[GOAL OF THE EXERCISE] Find each line that has the string "todos" and give the total, with nothing else.

[RECORDS SUPPLIED]
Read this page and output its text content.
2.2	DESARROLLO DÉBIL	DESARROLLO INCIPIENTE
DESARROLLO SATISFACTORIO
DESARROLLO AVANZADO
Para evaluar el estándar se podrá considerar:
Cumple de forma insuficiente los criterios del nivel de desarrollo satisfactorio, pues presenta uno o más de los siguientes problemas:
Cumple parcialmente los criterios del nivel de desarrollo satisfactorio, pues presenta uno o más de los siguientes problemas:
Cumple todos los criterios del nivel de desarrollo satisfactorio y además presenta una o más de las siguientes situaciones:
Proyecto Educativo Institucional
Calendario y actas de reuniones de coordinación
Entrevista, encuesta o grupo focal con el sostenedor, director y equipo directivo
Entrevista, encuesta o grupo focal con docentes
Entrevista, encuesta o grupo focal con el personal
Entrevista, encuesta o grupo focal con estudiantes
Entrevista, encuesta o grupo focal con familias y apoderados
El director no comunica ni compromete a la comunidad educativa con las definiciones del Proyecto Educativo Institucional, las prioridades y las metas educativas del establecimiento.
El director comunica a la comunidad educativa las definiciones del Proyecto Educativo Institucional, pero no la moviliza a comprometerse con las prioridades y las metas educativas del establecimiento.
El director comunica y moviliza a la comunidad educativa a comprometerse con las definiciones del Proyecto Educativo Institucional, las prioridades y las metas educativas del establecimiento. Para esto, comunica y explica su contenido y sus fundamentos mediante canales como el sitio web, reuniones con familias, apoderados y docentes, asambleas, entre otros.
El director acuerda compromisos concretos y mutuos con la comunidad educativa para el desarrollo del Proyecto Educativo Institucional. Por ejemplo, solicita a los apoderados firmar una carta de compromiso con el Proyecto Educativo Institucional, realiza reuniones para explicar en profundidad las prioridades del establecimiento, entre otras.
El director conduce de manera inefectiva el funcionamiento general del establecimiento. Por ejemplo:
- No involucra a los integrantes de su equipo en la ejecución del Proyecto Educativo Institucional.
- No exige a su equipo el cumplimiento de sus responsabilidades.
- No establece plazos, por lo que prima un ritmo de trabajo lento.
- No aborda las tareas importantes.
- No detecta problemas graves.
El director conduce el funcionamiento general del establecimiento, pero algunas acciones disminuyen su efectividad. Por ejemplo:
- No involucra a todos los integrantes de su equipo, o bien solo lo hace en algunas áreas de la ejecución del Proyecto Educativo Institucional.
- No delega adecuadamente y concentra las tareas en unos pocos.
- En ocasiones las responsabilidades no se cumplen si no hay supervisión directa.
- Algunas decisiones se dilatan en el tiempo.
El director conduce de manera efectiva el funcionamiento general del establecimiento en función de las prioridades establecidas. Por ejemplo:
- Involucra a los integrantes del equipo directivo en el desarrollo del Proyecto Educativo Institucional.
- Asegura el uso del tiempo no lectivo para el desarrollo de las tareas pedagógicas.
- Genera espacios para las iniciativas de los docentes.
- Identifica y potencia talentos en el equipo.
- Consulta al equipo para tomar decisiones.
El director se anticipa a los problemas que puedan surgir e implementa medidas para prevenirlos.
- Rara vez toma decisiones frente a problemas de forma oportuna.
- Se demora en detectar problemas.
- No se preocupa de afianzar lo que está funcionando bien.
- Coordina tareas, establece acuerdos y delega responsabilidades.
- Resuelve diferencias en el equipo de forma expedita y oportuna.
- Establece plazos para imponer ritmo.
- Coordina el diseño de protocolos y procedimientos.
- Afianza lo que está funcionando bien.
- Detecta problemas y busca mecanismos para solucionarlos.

[RESPONSE] 2